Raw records

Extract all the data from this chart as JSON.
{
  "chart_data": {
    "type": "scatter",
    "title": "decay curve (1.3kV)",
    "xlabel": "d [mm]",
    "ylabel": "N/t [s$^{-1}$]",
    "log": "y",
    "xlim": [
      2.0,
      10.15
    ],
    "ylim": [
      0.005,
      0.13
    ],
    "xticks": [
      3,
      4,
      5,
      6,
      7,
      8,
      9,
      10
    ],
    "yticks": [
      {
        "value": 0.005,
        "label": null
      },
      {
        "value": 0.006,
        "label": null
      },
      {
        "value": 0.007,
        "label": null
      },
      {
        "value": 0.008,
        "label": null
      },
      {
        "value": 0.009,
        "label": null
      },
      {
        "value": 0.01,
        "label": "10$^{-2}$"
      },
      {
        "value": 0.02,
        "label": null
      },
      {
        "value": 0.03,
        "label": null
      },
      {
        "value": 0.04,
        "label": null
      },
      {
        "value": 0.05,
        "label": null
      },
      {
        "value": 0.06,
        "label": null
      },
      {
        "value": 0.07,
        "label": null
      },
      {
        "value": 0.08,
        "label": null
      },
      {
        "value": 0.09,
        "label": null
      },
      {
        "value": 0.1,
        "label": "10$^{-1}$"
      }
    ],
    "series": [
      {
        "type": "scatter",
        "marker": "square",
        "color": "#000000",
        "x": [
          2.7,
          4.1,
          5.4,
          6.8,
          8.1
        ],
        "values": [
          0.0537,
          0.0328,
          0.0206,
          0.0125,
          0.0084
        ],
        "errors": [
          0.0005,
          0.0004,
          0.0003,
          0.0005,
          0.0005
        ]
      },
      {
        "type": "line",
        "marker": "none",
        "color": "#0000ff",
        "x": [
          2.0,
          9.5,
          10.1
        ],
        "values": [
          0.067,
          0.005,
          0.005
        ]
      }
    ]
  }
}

*WHAT IS EXPECTED*:
Copy each line of the data above without altering a single character.

*FINISHED TASK*:
Extract all the data from this chart as JSON.
{
  "chart_data": {
    "type": "scatter",
    "title": "decay curve (1.3kV)",
    "xlabel": "d [mm]",
    "ylabel": "N/t [s$^{-1}$]",
    "log": "y",
    "xlim": [
      2.0,
      10.15
    ],
    "ylim": [
      0.005,
      0.13
    ],
    "xticks": [
      3,
      4,
      5,
      6,
      7,
      8,
      9,
      10
    ],
    "yticks": [
      {
        "value": 0.005,
        "label": null
      },
      {
        "value": 0.006,
        "label": null
      },
      {
        "value": 0.007,
        "label": null
      },
      {
        "value": 0.008,
        "label": null
      },
      {
        "value": 0.009,
        "label": null
      },
      {
        "value": 0.01,
        "label": "10$^{-2}$"
      },
      {
        "value": 0.02,
        "label": null
      },
      {
        "value": 0.03,
        "label": null
      },
      {
        "value": 0.04,
        "label": null
      },
      {
        "value": 0.05,
        "label": null
      },
      {
        "value": 0.06,
        "label": null
      },
      {
        "value": 0.07,
        "label": null
      },
      {
        "value": 0.08,
        "label": null
      },
      {
        "value": 0.09,
        "label": null
      },
      {
        "value": 0.1,
        "label": "10$^{-1}$"
      }
    ],
    "series": [
      {
        "type": "scatter",
        "marker": "square",
        "color": "#000000",
        "x": [
          2.7,
          4.1,
          5.4,
          6.8,
          8.1
        ],
        "values": [
          0.0537,
          0.0328,
          0.0206,
          0.0125,
          0.0084
        ],
        "errors": [
          0.0005,
          0.0004,
          0.0003,
          0.0005,
          0.0005
        ]
      },
      {
        "type": "line",
        "marker": "none",
        "color": "#0000ff",
        "x": [
          2.0,
          9.5,
          10.1
        ],
        "values": [
          0.067,
          0.005,
          0.005
        ]
      }
    ]
  }
}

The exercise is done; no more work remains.